### RECORDS FOR PROCESSING ###

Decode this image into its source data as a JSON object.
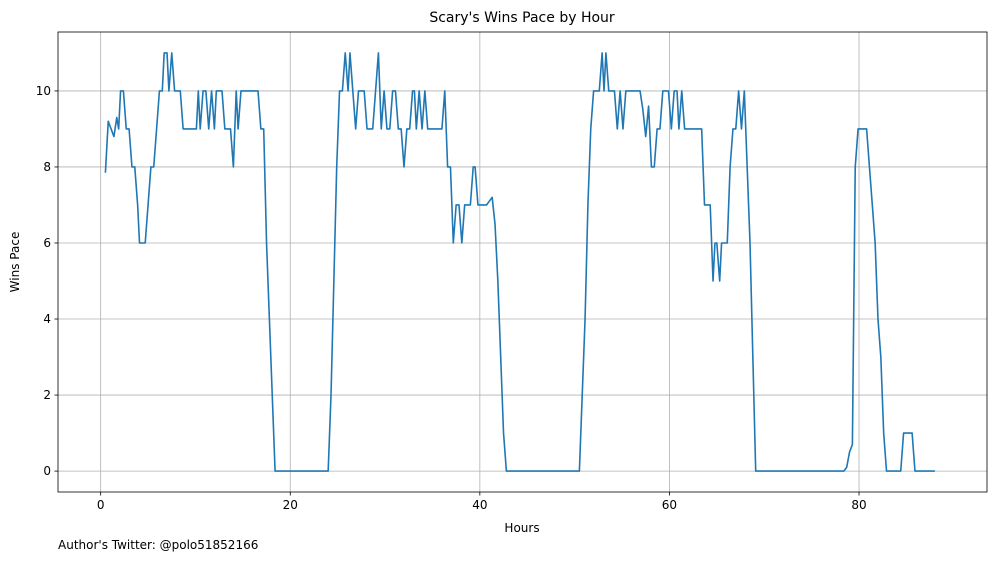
{
  "chart_data": {
    "type": "line",
    "title": "Scary's Wins Pace by Hour",
    "xlabel": "Hours",
    "ylabel": "Wins Pace",
    "xlim": [
      -4.5,
      93.5
    ],
    "ylim": [
      -0.55,
      11.55
    ],
    "xticks": [
      0,
      20,
      40,
      60,
      80
    ],
    "yticks": [
      0,
      2,
      4,
      6,
      8,
      10
    ],
    "grid": true,
    "line_color": "#1f77b4",
    "series": [
      {
        "points": [
          [
            0.5,
            7.85
          ],
          [
            0.8,
            9.2
          ],
          [
            1.1,
            9.0
          ],
          [
            1.4,
            8.8
          ],
          [
            1.7,
            9.3
          ],
          [
            1.9,
            9.0
          ],
          [
            2.1,
            10.0
          ],
          [
            2.4,
            10.0
          ],
          [
            2.7,
            9.0
          ],
          [
            3.0,
            9.0
          ],
          [
            3.3,
            8.0
          ],
          [
            3.6,
            8.0
          ],
          [
            3.9,
            7.0
          ],
          [
            4.1,
            6.0
          ],
          [
            4.4,
            6.0
          ],
          [
            4.7,
            6.0
          ],
          [
            5.0,
            7.0
          ],
          [
            5.3,
            8.0
          ],
          [
            5.6,
            8.0
          ],
          [
            5.9,
            9.0
          ],
          [
            6.2,
            10.0
          ],
          [
            6.5,
            10.0
          ],
          [
            6.7,
            11.0
          ],
          [
            7.0,
            11.0
          ],
          [
            7.2,
            10.0
          ],
          [
            7.5,
            11.0
          ],
          [
            7.8,
            10.0
          ],
          [
            8.1,
            10.0
          ],
          [
            8.4,
            10.0
          ],
          [
            8.7,
            9.0
          ],
          [
            9.0,
            9.0
          ],
          [
            9.3,
            9.0
          ],
          [
            9.6,
            9.0
          ],
          [
            9.9,
            9.0
          ],
          [
            10.1,
            9.0
          ],
          [
            10.3,
            10.0
          ],
          [
            10.5,
            9.0
          ],
          [
            10.8,
            10.0
          ],
          [
            11.1,
            10.0
          ],
          [
            11.4,
            9.0
          ],
          [
            11.7,
            10.0
          ],
          [
            12.0,
            9.0
          ],
          [
            12.2,
            10.0
          ],
          [
            12.5,
            10.0
          ],
          [
            12.8,
            10.0
          ],
          [
            13.1,
            9.0
          ],
          [
            13.4,
            9.0
          ],
          [
            13.7,
            9.0
          ],
          [
            14.0,
            8.0
          ],
          [
            14.3,
            10.0
          ],
          [
            14.5,
            9.0
          ],
          [
            14.8,
            10.0
          ],
          [
            15.1,
            10.0
          ],
          [
            15.4,
            10.0
          ],
          [
            15.7,
            10.0
          ],
          [
            16.0,
            10.0
          ],
          [
            16.3,
            10.0
          ],
          [
            16.6,
            10.0
          ],
          [
            16.9,
            9.0
          ],
          [
            17.2,
            9.0
          ],
          [
            17.5,
            6.0
          ],
          [
            17.8,
            4.0
          ],
          [
            18.1,
            2.0
          ],
          [
            18.4,
            0.0
          ],
          [
            20.0,
            0.0
          ],
          [
            22.0,
            0.0
          ],
          [
            24.0,
            0.0
          ],
          [
            24.3,
            2.0
          ],
          [
            24.6,
            5.0
          ],
          [
            24.9,
            8.0
          ],
          [
            25.2,
            10.0
          ],
          [
            25.5,
            10.0
          ],
          [
            25.8,
            11.0
          ],
          [
            26.1,
            10.0
          ],
          [
            26.3,
            11.0
          ],
          [
            26.6,
            10.0
          ],
          [
            26.9,
            9.0
          ],
          [
            27.2,
            10.0
          ],
          [
            27.5,
            10.0
          ],
          [
            27.8,
            10.0
          ],
          [
            28.1,
            9.0
          ],
          [
            28.4,
            9.0
          ],
          [
            28.7,
            9.0
          ],
          [
            29.0,
            10.0
          ],
          [
            29.3,
            11.0
          ],
          [
            29.6,
            9.0
          ],
          [
            29.9,
            10.0
          ],
          [
            30.2,
            9.0
          ],
          [
            30.5,
            9.0
          ],
          [
            30.8,
            10.0
          ],
          [
            31.1,
            10.0
          ],
          [
            31.4,
            9.0
          ],
          [
            31.7,
            9.0
          ],
          [
            32.0,
            8.0
          ],
          [
            32.3,
            9.0
          ],
          [
            32.6,
            9.0
          ],
          [
            32.9,
            10.0
          ],
          [
            33.1,
            10.0
          ],
          [
            33.3,
            9.0
          ],
          [
            33.6,
            10.0
          ],
          [
            33.9,
            9.0
          ],
          [
            34.2,
            10.0
          ],
          [
            34.5,
            9.0
          ],
          [
            34.8,
            9.0
          ],
          [
            35.1,
            9.0
          ],
          [
            35.4,
            9.0
          ],
          [
            35.7,
            9.0
          ],
          [
            36.0,
            9.0
          ],
          [
            36.3,
            10.0
          ],
          [
            36.6,
            8.0
          ],
          [
            36.9,
            8.0
          ],
          [
            37.2,
            6.0
          ],
          [
            37.5,
            7.0
          ],
          [
            37.8,
            7.0
          ],
          [
            38.1,
            6.0
          ],
          [
            38.4,
            7.0
          ],
          [
            38.7,
            7.0
          ],
          [
            39.0,
            7.0
          ],
          [
            39.3,
            8.0
          ],
          [
            39.5,
            8.0
          ],
          [
            39.8,
            7.0
          ],
          [
            40.1,
            7.0
          ],
          [
            40.4,
            7.0
          ],
          [
            40.7,
            7.0
          ],
          [
            41.0,
            7.1
          ],
          [
            41.3,
            7.2
          ],
          [
            41.6,
            6.5
          ],
          [
            41.9,
            5.0
          ],
          [
            42.2,
            3.0
          ],
          [
            42.5,
            1.0
          ],
          [
            42.8,
            0.0
          ],
          [
            45.0,
            0.0
          ],
          [
            48.0,
            0.0
          ],
          [
            50.5,
            0.0
          ],
          [
            50.8,
            2.0
          ],
          [
            51.1,
            4.0
          ],
          [
            51.4,
            7.0
          ],
          [
            51.7,
            9.0
          ],
          [
            52.0,
            10.0
          ],
          [
            52.3,
            10.0
          ],
          [
            52.6,
            10.0
          ],
          [
            52.9,
            11.0
          ],
          [
            53.1,
            10.0
          ],
          [
            53.3,
            11.0
          ],
          [
            53.6,
            10.0
          ],
          [
            53.9,
            10.0
          ],
          [
            54.2,
            10.0
          ],
          [
            54.5,
            9.0
          ],
          [
            54.8,
            10.0
          ],
          [
            55.1,
            9.0
          ],
          [
            55.4,
            10.0
          ],
          [
            55.7,
            10.0
          ],
          [
            56.0,
            10.0
          ],
          [
            56.3,
            10.0
          ],
          [
            56.6,
            10.0
          ],
          [
            56.9,
            10.0
          ],
          [
            57.2,
            9.5
          ],
          [
            57.5,
            8.8
          ],
          [
            57.8,
            9.6
          ],
          [
            58.1,
            8.0
          ],
          [
            58.4,
            8.0
          ],
          [
            58.7,
            9.0
          ],
          [
            59.0,
            9.0
          ],
          [
            59.3,
            10.0
          ],
          [
            59.6,
            10.0
          ],
          [
            59.9,
            10.0
          ],
          [
            60.2,
            9.0
          ],
          [
            60.5,
            10.0
          ],
          [
            60.8,
            10.0
          ],
          [
            61.0,
            9.0
          ],
          [
            61.3,
            10.0
          ],
          [
            61.6,
            9.0
          ],
          [
            61.9,
            9.0
          ],
          [
            62.2,
            9.0
          ],
          [
            62.5,
            9.0
          ],
          [
            62.8,
            9.0
          ],
          [
            63.1,
            9.0
          ],
          [
            63.4,
            9.0
          ],
          [
            63.7,
            7.0
          ],
          [
            64.0,
            7.0
          ],
          [
            64.3,
            7.0
          ],
          [
            64.6,
            5.0
          ],
          [
            64.8,
            6.0
          ],
          [
            65.0,
            6.0
          ],
          [
            65.3,
            5.0
          ],
          [
            65.5,
            6.0
          ],
          [
            65.8,
            6.0
          ],
          [
            66.1,
            6.0
          ],
          [
            66.4,
            8.0
          ],
          [
            66.7,
            9.0
          ],
          [
            67.0,
            9.0
          ],
          [
            67.3,
            10.0
          ],
          [
            67.6,
            9.0
          ],
          [
            67.9,
            10.0
          ],
          [
            68.2,
            8.0
          ],
          [
            68.5,
            6.0
          ],
          [
            68.8,
            3.0
          ],
          [
            69.1,
            0.0
          ],
          [
            71.0,
            0.0
          ],
          [
            73.0,
            0.0
          ],
          [
            75.0,
            0.0
          ],
          [
            78.4,
            0.0
          ],
          [
            78.7,
            0.1
          ],
          [
            79.0,
            0.5
          ],
          [
            79.3,
            0.7
          ],
          [
            79.6,
            8.0
          ],
          [
            79.9,
            9.0
          ],
          [
            80.2,
            9.0
          ],
          [
            80.5,
            9.0
          ],
          [
            80.8,
            9.0
          ],
          [
            81.1,
            8.0
          ],
          [
            81.4,
            7.0
          ],
          [
            81.7,
            6.0
          ],
          [
            82.0,
            4.0
          ],
          [
            82.3,
            3.0
          ],
          [
            82.6,
            1.0
          ],
          [
            82.9,
            0.0
          ],
          [
            83.2,
            0.0
          ],
          [
            83.5,
            0.0
          ],
          [
            83.8,
            0.0
          ],
          [
            84.1,
            0.0
          ],
          [
            84.4,
            0.0
          ],
          [
            84.7,
            1.0
          ],
          [
            85.0,
            1.0
          ],
          [
            85.3,
            1.0
          ],
          [
            85.6,
            1.0
          ],
          [
            85.9,
            0.0
          ],
          [
            86.2,
            0.0
          ],
          [
            88.0,
            0.0
          ],
          [
            90.0,
            0.0
          ],
          [
            92.0,
            0.0
          ],
          [
            93.5,
            0.0
          ]
        ]
      }
    ]
  },
  "footer": {
    "credit": "Author's Twitter: @polo51852166"
  }
}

###

▸ **THE EXERCISE**: Pull out and copy each line containing the string "Wins".

▸ **RESULT OF THIS TASK**:
    "title": "Scary's Wins Pace by Hour",
    "ylabel": "Wins Pace",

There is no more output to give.